Show every line below where "Which" can be found.

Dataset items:
▬▬▬
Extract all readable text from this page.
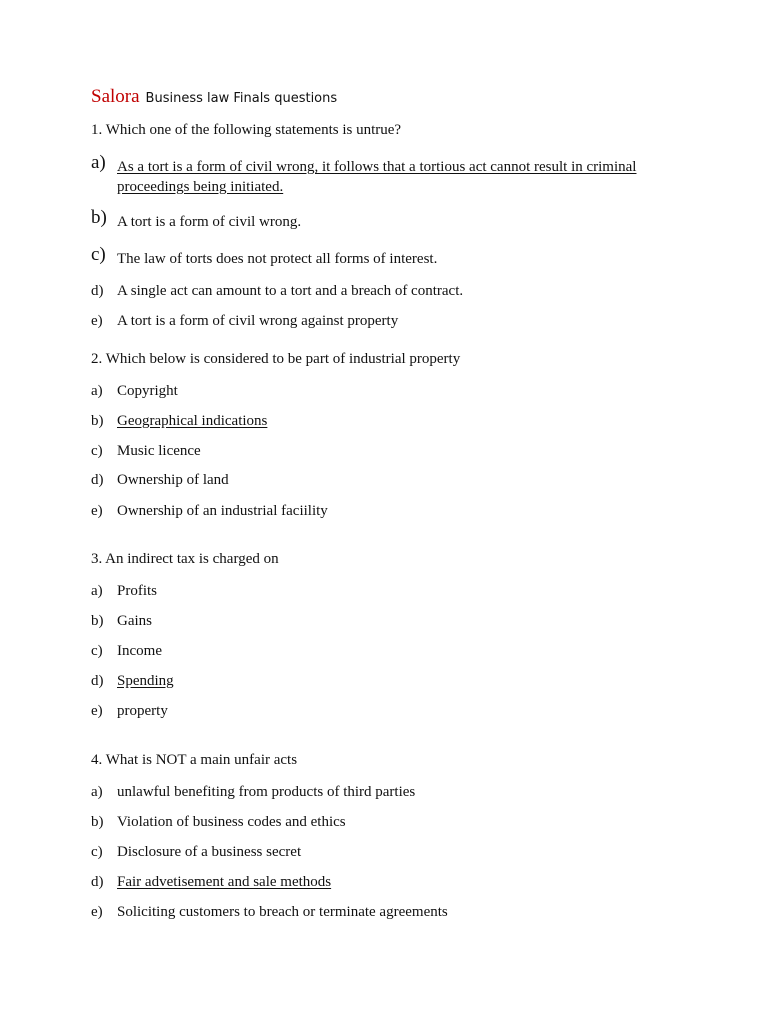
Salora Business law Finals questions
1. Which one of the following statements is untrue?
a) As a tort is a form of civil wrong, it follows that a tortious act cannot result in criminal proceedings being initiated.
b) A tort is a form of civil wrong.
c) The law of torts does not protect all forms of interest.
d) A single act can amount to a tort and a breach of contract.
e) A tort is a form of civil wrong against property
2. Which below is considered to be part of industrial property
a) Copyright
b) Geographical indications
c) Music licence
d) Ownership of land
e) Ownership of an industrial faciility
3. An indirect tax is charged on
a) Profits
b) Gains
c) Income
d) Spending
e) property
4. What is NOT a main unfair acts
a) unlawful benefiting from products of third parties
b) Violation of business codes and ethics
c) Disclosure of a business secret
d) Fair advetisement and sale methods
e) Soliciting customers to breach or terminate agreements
▬▬▬
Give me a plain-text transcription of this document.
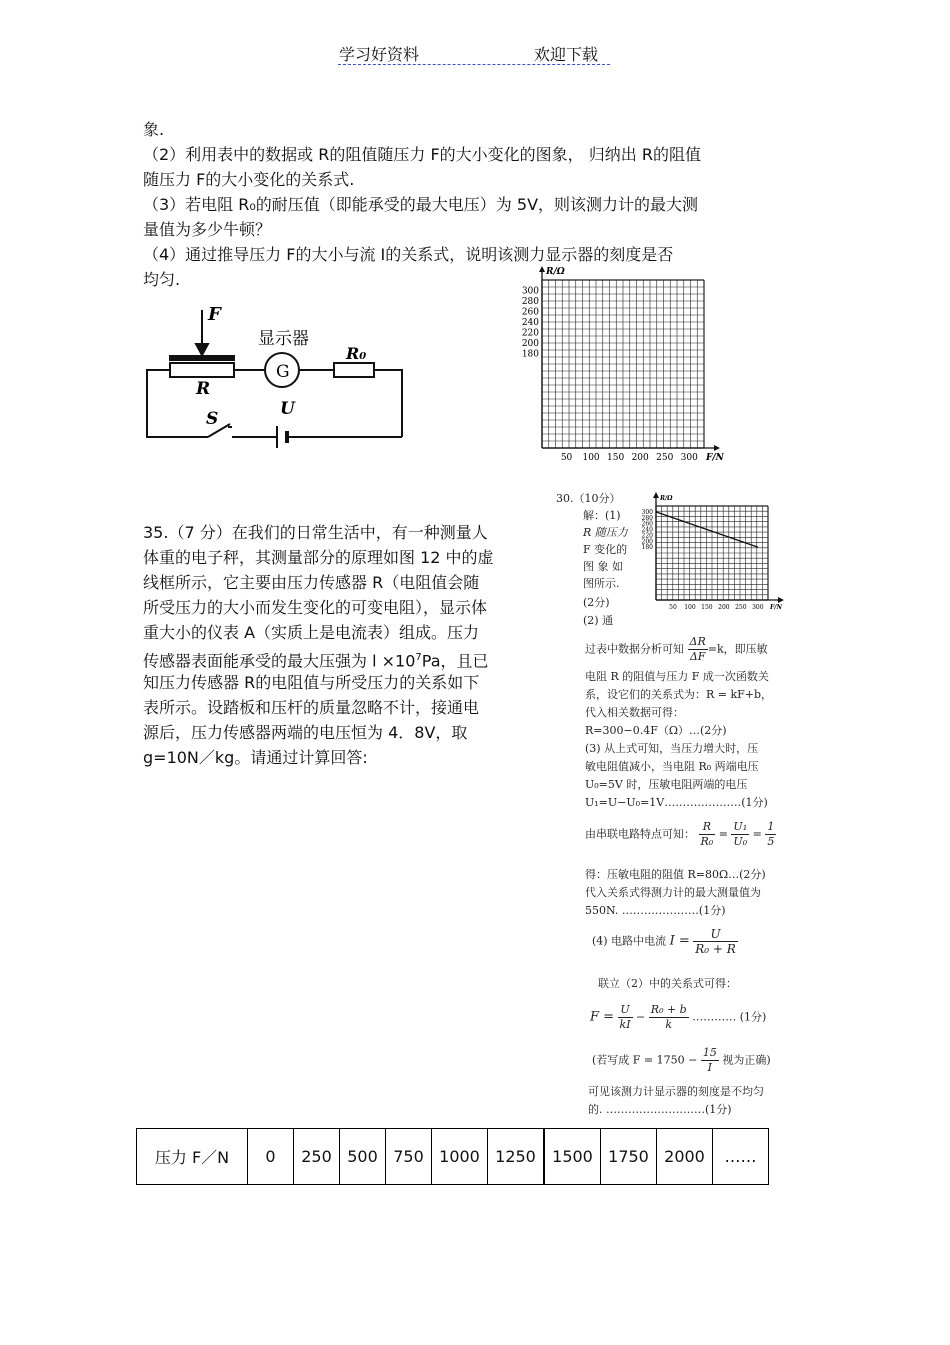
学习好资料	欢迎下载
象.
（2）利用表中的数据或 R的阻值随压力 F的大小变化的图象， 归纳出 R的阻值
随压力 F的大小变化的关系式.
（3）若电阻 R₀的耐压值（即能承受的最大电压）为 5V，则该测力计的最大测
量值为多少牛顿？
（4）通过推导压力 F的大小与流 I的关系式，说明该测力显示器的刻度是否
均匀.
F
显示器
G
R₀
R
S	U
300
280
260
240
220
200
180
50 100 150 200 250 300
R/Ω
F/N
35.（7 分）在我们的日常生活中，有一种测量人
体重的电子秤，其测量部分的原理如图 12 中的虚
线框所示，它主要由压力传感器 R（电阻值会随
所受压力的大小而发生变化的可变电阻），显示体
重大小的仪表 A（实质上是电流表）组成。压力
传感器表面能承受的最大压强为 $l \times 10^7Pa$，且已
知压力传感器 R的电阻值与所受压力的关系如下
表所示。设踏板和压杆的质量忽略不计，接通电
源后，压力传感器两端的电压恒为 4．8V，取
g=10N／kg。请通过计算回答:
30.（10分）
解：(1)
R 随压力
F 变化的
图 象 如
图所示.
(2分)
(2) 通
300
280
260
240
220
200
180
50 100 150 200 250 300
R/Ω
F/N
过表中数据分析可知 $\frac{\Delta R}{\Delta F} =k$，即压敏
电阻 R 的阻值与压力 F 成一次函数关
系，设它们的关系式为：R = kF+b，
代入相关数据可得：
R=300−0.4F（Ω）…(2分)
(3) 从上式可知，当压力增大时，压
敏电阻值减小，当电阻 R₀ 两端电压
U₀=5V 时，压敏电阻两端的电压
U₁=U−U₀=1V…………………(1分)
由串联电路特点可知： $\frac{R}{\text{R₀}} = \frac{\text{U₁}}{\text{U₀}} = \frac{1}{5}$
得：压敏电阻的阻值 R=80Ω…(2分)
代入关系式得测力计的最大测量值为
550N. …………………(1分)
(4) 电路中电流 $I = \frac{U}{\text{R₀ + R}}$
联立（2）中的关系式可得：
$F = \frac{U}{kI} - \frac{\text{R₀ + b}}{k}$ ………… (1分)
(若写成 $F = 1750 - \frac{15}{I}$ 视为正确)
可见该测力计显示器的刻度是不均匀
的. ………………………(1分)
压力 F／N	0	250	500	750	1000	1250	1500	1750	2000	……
▬▬▬
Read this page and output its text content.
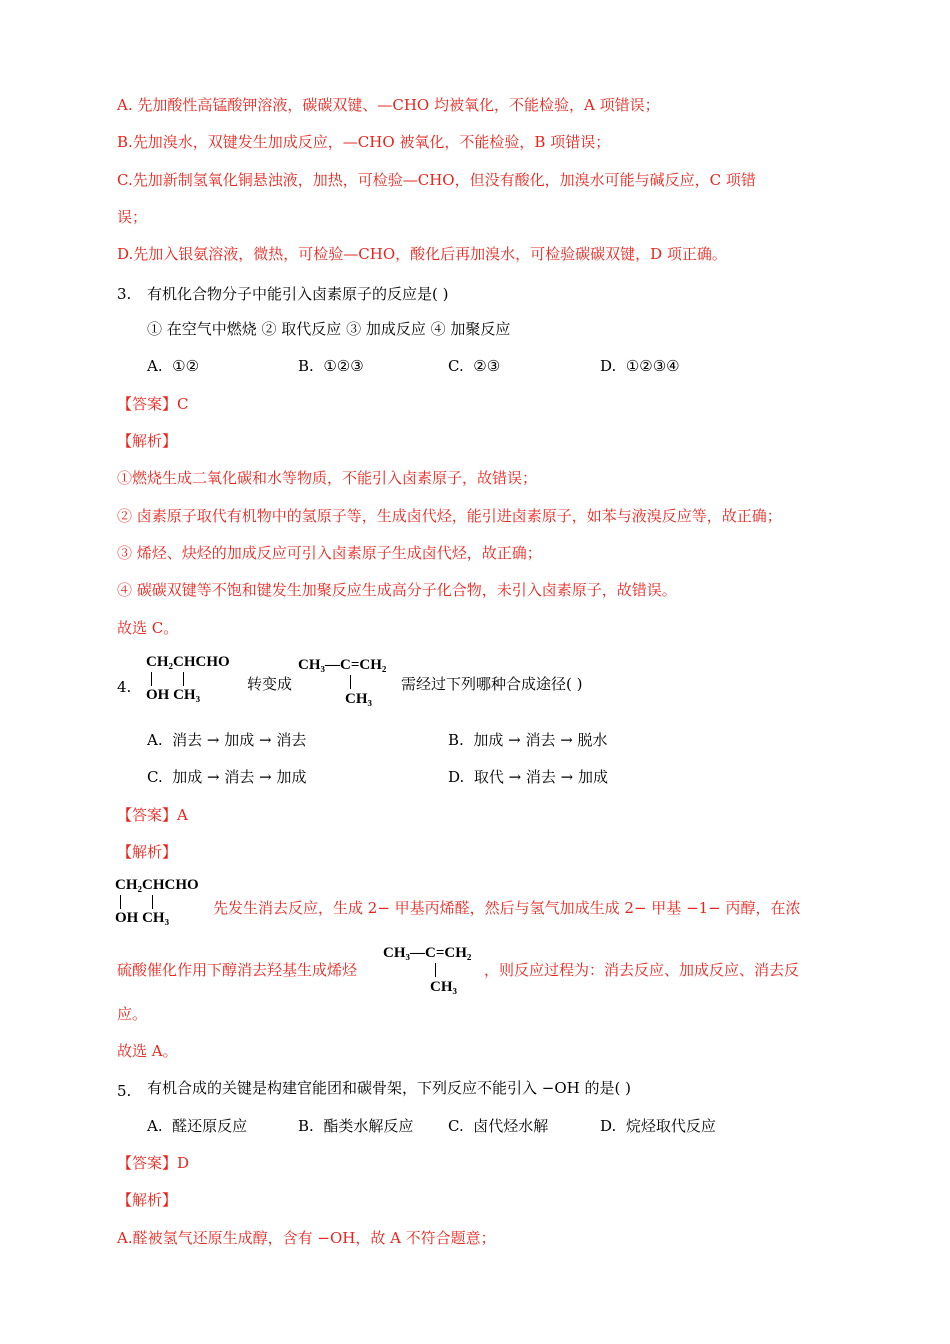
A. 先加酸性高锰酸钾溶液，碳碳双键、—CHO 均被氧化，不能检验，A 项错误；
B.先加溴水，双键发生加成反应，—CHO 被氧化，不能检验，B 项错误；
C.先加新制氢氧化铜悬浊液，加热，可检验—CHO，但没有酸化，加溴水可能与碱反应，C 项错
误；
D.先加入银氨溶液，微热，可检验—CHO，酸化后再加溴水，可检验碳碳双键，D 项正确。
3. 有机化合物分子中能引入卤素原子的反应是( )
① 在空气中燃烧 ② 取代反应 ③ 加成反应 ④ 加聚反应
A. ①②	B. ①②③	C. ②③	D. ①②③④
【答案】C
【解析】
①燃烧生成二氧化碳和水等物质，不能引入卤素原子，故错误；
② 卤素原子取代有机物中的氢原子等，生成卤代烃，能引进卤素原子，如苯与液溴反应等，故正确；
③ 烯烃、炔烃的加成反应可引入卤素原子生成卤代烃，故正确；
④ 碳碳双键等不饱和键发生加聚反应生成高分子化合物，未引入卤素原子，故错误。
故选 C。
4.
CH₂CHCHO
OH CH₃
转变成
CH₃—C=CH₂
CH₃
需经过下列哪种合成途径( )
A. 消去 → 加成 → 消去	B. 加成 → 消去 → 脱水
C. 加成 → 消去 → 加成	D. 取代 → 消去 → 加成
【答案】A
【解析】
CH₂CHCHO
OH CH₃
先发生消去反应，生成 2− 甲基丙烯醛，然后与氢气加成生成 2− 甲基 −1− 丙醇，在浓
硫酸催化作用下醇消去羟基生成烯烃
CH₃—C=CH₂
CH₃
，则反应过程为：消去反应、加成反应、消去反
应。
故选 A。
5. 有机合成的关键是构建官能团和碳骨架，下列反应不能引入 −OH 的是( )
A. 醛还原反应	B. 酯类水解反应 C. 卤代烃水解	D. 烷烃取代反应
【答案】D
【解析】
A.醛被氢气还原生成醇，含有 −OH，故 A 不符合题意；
▬▬▬
WRITTEN ANSWER:
1. Which one of the following statements is untrue?
2. Which below is considered to be part of industrial property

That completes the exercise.